» **Instructions for the task**
Pick out each line of the records in which the word "Flen" appears.

----- Information shown -----

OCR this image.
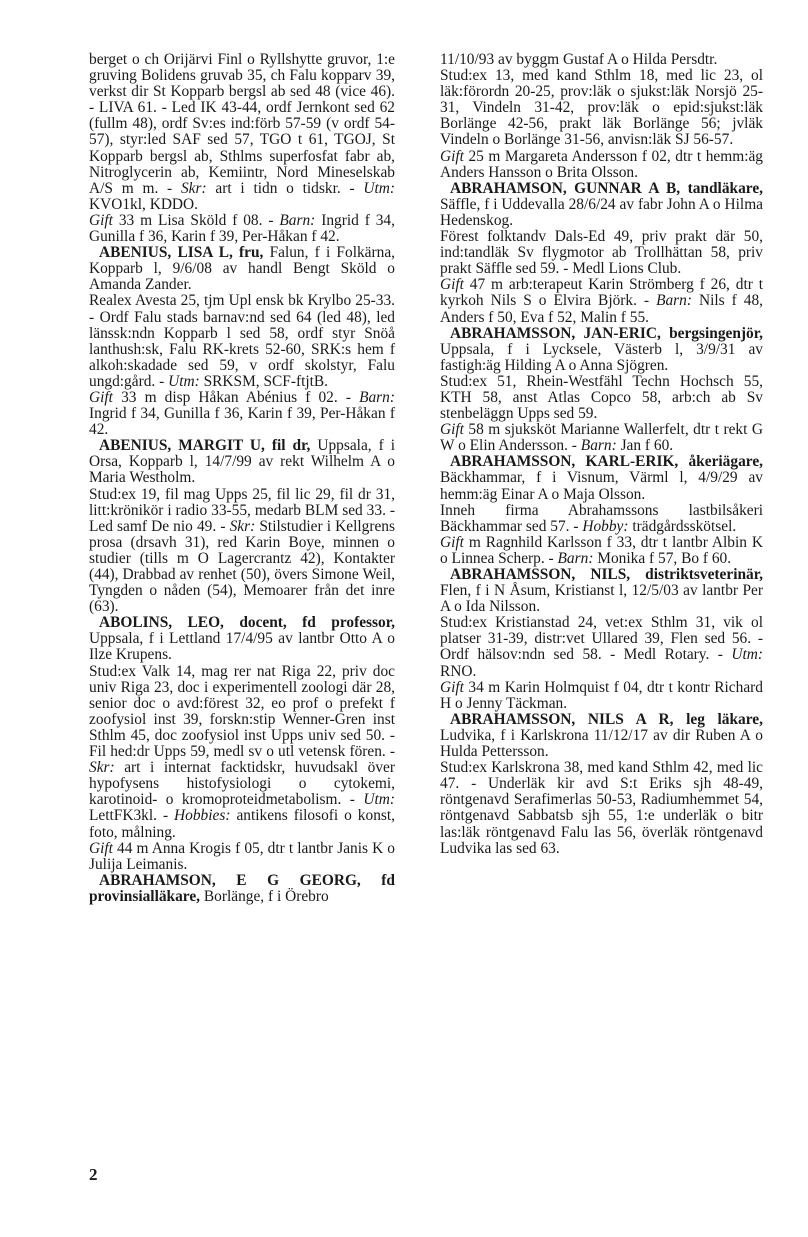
berget o ch Orijärvi Finl o Ryllshytte gruvor, 1:e gruving Bolidens gruvab 35, ch Falu kopparv 39, verkst dir St Kopparb bergsl ab sed 48 (vice 46). - LIVA 61. - Led IK 43-44, ordf Jernkont sed 62 (fullm 48), ordf Sv:es ind:förb 57-59 (v ordf 54-57), styr:led SAF sed 57, TGO t 61, TGOJ, St Kopparb bergsl ab, Sthlms superfosfat fabr ab, Nitroglycerin ab, Kemiintr, Nord Mineselskab A/S m m. - Skr: art i tidn o tidskr. - Utm: KVO1kl, KDDO.

Gift 33 m Lisa Sköld f 08. - Barn: Ingrid f 34, Gunilla f 36, Karin f 39, Per-Håkan f 42.

ABENIUS, LISA L, fru, Falun, f i Folkärna, Kopparb l, 9/6/08 av handl Bengt Sköld o Amanda Zander.

Realex Avesta 25, tjm Upl ensk bk Krylbo 25-33. - Ordf Falu stads barnav:nd sed 64 (led 48), led länssk:ndn Kopparb l sed 58, ordf styr Snöå lanthush:sk, Falu RK-krets 52-60, SRK:s hem f alkoh:skadade sed 59, v ordf skolstyr, Falu ungd:gård. - Utm: SRKSM, SCF-ftjtB.

Gift 33 m disp Håkan Abénius f 02. - Barn: Ingrid f 34, Gunilla f 36, Karin f 39, Per-Håkan f 42.

ABENIUS, MARGIT U, fil dr, Uppsala, f i Orsa, Kopparb l, 14/7/99 av rekt Wilhelm A o Maria Westholm.

Stud:ex 19, fil mag Upps 25, fil lic 29, fil dr 31, litt:krönikör i radio 33-55, medarb BLM sed 33. - Led samf De nio 49. - Skr: Stilstudier i Kellgrens prosa (drsavh 31), red Karin Boye, minnen o studier (tills m O Lagercrantz 42), Kontakter (44), Drabbad av renhet (50), övers Simone Weil, Tyngden o nåden (54), Memoarer från det inre (63).

ABOLINS, LEO, docent, fd professor, Uppsala, f i Lettland 17/4/95 av lantbr Otto A o Ilze Krupens.

Stud:ex Valk 14, mag rer nat Riga 22, priv doc univ Riga 23, doc i experimentell zoologi där 28, senior doc o avd:förest 32, eo prof o prefekt f zoofysiol inst 39, forskn:stip Wenner-Gren inst Sthlm 45, doc zoofysiol inst Upps univ sed 50. - Fil hed:dr Upps 59, medl sv o utl vetensk fören. - Skr: art i internat facktidskr, huvudsakl över hypofysens histofysiologi o cytokemi, karotinoid- o kromoproteidmetabolism. - Utm: LettFK3kl. - Hobbies: antikens filosofi o konst, foto, målning.

Gift 44 m Anna Krogis f 05, dtr t lantbr Janis K o Julija Leimanis.

ABRAHAMSON, E G GEORG, fd provinsialläkare, Borlänge, f i Örebro

11/10/93 av byggm Gustaf A o Hilda Persdtr.

Stud:ex 13, med kand Sthlm 18, med lic 23, ol läk:förordn 20-25, prov:läk o sjukst:läk Norsjö 25-31, Vindeln 31-42, prov:läk o epid:sjukst:läk Borlänge 42-56, prakt läk Borlänge 56; jvläk Vindeln o Borlänge 31-56, anvisn:läk SJ 56-57.

Gift 25 m Margareta Andersson f 02, dtr t hemm:äg Anders Hansson o Brita Olsson.

ABRAHAMSON, GUNNAR A B, tandläkare, Säffle, f i Uddevalla 28/6/24 av fabr John A o Hilma Hedenskog.

Förest folktandv Dals-Ed 49, priv prakt där 50, ind:tandläk Sv flygmotor ab Trollhättan 58, priv prakt Säffle sed 59. - Medl Lions Club.

Gift 47 m arb:terapeut Karin Strömberg f 26, dtr t kyrkoh Nils S o Elvira Björk. - Barn: Nils f 48, Anders f 50, Eva f 52, Malin f 55.

ABRAHAMSSON, JAN-ERIC, bergsingenjör, Uppsala, f i Lycksele, Västerb l, 3/9/31 av fastigh:äg Hilding A o Anna Sjögren.

Stud:ex 51, Rhein-Westfähl Techn Hochsch 55, KTH 58, anst Atlas Copco 58, arb:ch ab Sv stenbeläggn Upps sed 59.

Gift 58 m sjuksköt Marianne Wallerfelt, dtr t rekt G W o Elin Andersson. - Barn: Jan f 60.

ABRAHAMSSON, KARL-ERIK, åkeriägare, Bäckhammar, f i Visnum, Värml l, 4/9/29 av hemm:äg Einar A o Maja Olsson.

Inneh firma Abrahamssons lastbilsåkeri Bäckhammar sed 57. - Hobby: trädgårdsskötsel.

Gift m Ragnhild Karlsson f 33, dtr t lantbr Albin K o Linnea Scherp. - Barn: Monika f 57, Bo f 60.

ABRAHAMSSON, NILS, distriktsveterinär, Flen, f i N Åsum, Kristianst l, 12/5/03 av lantbr Per A o Ida Nilsson.

Stud:ex Kristianstad 24, vet:ex Sthlm 31, vik ol platser 31-39, distr:vet Ullared 39, Flen sed 56. - Ordf hälsov:ndn sed 58. - Medl Rotary. - Utm: RNO.

Gift 34 m Karin Holmquist f 04, dtr t kontr Richard H o Jenny Täckman.

ABRAHAMSSON, NILS A R, leg läkare, Ludvika, f i Karlskrona 11/12/17 av dir Ruben A o Hulda Pettersson.

Stud:ex Karlskrona 38, med kand Sthlm 42, med lic 47. - Underläk kir avd S:t Eriks sjh 48-49, röntgenavd Serafimerlas 50-53, Radiumhemmet 54, röntgenavd Sabbatsb sjh 55, 1:e underläk o bitr las:läk röntgenavd Falu las 56, överläk röntgenavd Ludvika las sed 63.

2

-----

» **Expected answer**
ABRAHAMSSON, NILS, distriktsveterinär, Flen, f i N Åsum, Kristianst l, 12/5/03 av lantbr Per A o Ida Nilsson.
Stud:ex Kristianstad 24, vet:ex Sthlm 31, vik ol platser 31-39, distr:vet Ullared 39, Flen sed 56. - Ordf hälsov:ndn sed 58. - Medl Rotary. - Utm: RNO.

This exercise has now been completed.